**WHAT YOU WILL DO:**
Identify every line containing the word "plain" and reproduce each one.

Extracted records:

+ + + + +

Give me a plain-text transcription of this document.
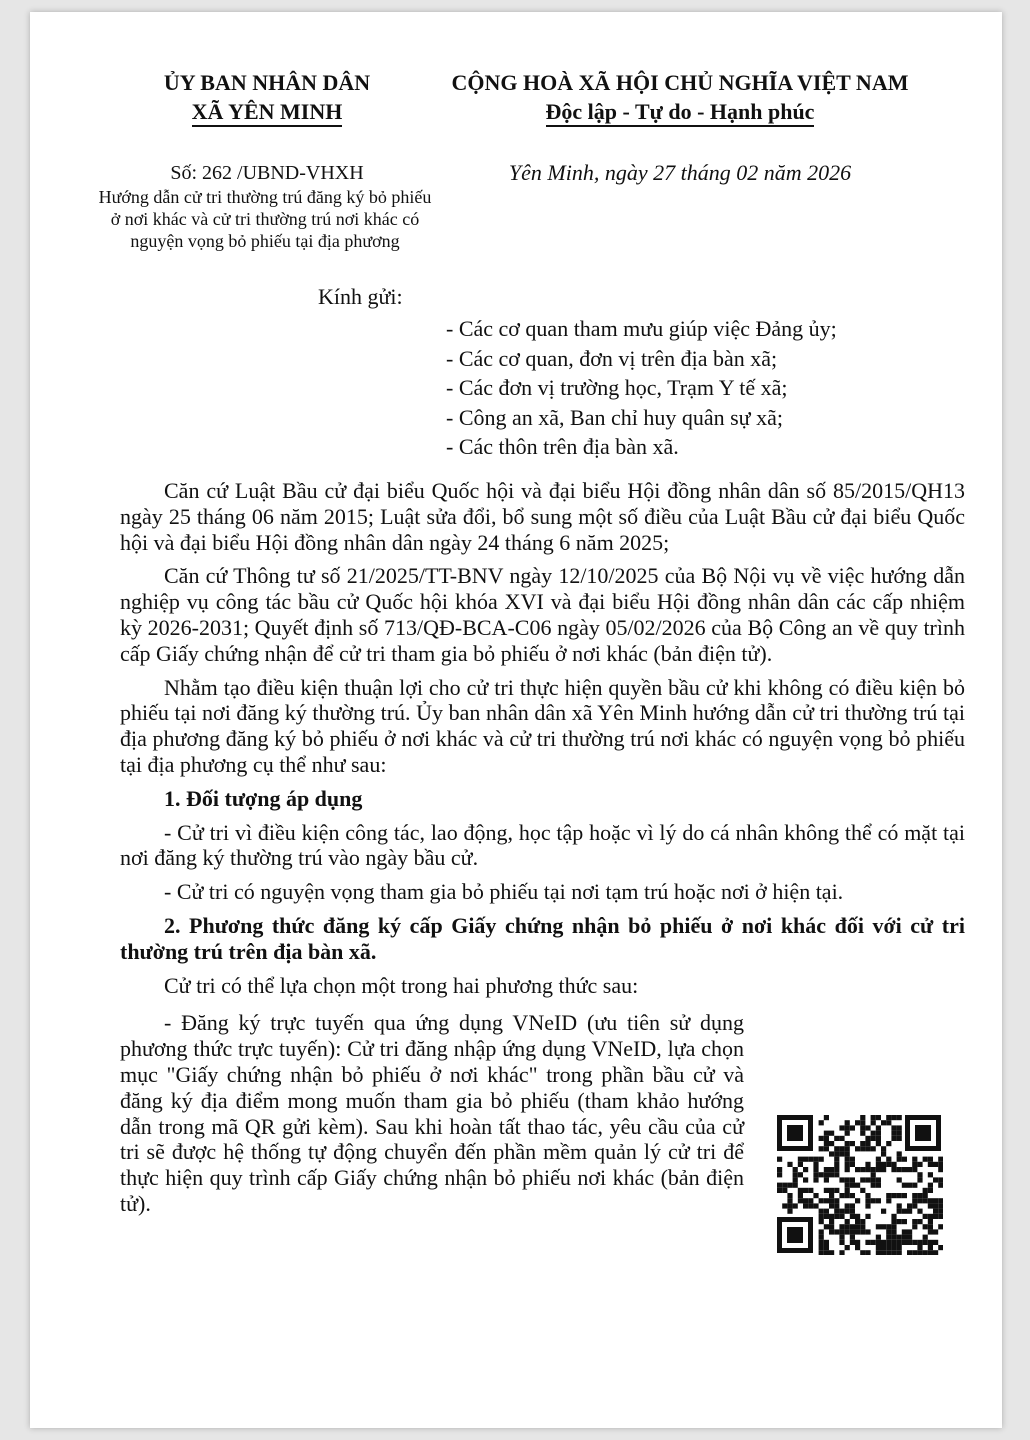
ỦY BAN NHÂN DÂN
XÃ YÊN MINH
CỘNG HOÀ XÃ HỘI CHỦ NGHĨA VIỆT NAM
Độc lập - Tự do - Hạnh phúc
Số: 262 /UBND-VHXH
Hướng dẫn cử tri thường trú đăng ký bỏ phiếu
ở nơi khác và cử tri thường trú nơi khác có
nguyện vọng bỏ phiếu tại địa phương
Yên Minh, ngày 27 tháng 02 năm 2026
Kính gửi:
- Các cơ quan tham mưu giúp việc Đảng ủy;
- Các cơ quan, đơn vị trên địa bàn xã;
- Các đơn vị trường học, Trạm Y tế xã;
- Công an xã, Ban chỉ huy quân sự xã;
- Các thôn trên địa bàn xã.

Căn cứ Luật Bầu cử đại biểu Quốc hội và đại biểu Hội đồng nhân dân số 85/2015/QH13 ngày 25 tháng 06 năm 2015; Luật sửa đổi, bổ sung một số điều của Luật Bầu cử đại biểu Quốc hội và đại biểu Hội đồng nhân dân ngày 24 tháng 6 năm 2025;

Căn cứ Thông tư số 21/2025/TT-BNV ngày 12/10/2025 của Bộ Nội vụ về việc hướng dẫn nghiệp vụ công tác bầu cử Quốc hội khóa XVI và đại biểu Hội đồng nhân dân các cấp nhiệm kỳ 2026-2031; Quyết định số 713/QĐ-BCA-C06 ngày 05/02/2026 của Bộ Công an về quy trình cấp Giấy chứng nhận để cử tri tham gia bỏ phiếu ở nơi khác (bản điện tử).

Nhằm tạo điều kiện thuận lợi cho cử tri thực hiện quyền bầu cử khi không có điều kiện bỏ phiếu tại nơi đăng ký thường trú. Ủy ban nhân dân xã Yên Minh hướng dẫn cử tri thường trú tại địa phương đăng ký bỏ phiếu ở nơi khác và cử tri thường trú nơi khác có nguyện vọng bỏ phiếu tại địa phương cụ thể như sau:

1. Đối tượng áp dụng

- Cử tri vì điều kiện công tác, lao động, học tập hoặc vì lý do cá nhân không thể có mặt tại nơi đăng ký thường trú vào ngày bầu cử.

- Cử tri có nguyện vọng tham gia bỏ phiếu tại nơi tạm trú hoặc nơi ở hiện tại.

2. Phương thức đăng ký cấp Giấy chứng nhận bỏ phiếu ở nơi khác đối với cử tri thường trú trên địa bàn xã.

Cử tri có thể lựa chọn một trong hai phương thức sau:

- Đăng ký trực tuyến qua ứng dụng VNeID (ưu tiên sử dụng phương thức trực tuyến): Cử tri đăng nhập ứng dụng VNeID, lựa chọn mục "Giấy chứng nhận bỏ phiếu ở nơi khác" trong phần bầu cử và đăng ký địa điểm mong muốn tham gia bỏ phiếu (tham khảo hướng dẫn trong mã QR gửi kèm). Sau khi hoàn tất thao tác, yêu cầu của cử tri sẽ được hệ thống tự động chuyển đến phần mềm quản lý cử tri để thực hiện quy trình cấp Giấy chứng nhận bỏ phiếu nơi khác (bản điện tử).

+ + + + +

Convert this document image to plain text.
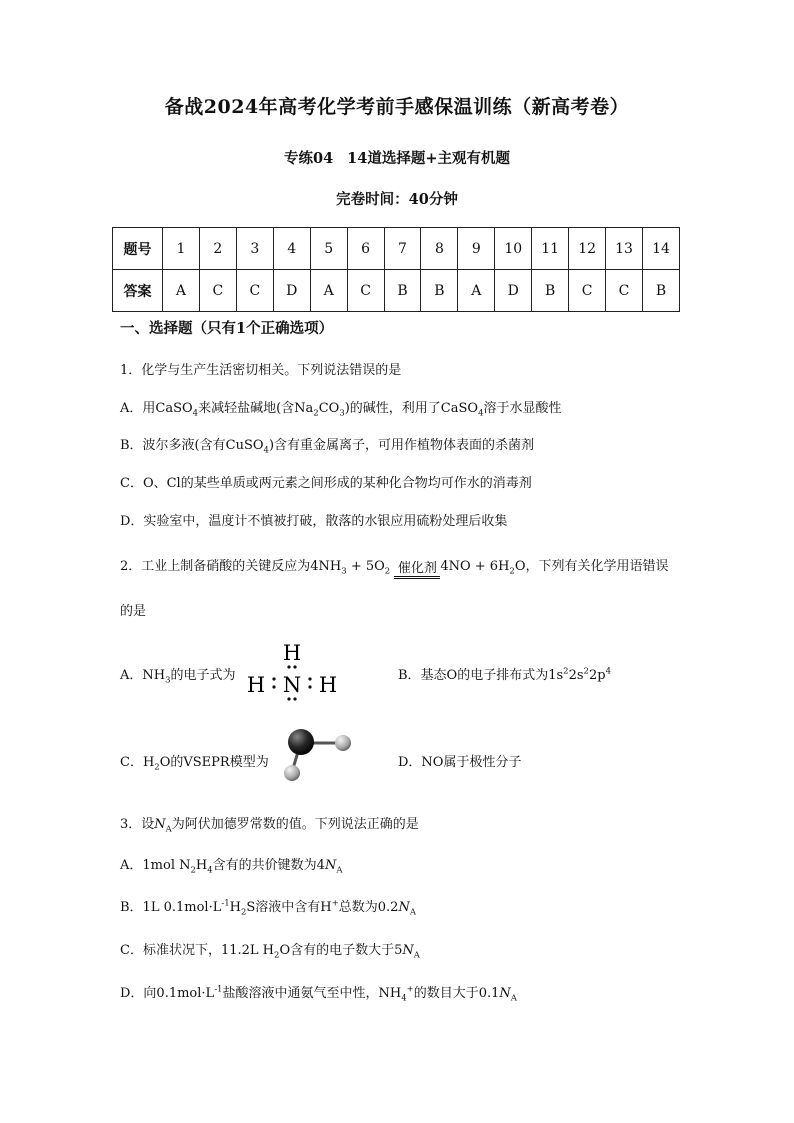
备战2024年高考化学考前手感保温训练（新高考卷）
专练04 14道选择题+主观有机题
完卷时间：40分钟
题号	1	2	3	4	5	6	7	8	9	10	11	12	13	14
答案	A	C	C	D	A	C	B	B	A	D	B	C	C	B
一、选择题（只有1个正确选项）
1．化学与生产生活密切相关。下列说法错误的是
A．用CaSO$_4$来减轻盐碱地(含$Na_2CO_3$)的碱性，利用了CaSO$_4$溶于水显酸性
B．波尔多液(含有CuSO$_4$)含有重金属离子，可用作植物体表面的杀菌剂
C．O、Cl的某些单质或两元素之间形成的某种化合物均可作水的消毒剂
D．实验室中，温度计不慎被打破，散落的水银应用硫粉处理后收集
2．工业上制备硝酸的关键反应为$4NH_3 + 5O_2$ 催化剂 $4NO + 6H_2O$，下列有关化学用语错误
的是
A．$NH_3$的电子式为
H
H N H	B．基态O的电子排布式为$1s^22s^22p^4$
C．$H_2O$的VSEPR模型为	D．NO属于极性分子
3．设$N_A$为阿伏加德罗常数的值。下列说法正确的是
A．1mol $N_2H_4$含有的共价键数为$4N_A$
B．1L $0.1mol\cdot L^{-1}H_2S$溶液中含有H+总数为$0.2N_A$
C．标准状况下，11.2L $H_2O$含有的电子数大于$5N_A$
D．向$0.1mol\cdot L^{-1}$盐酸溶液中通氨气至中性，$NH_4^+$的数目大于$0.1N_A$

+ + + + +

**EXPECTED ANSWER:**
Give me a plain-text transcription of this document.
Convert this document image to plain text.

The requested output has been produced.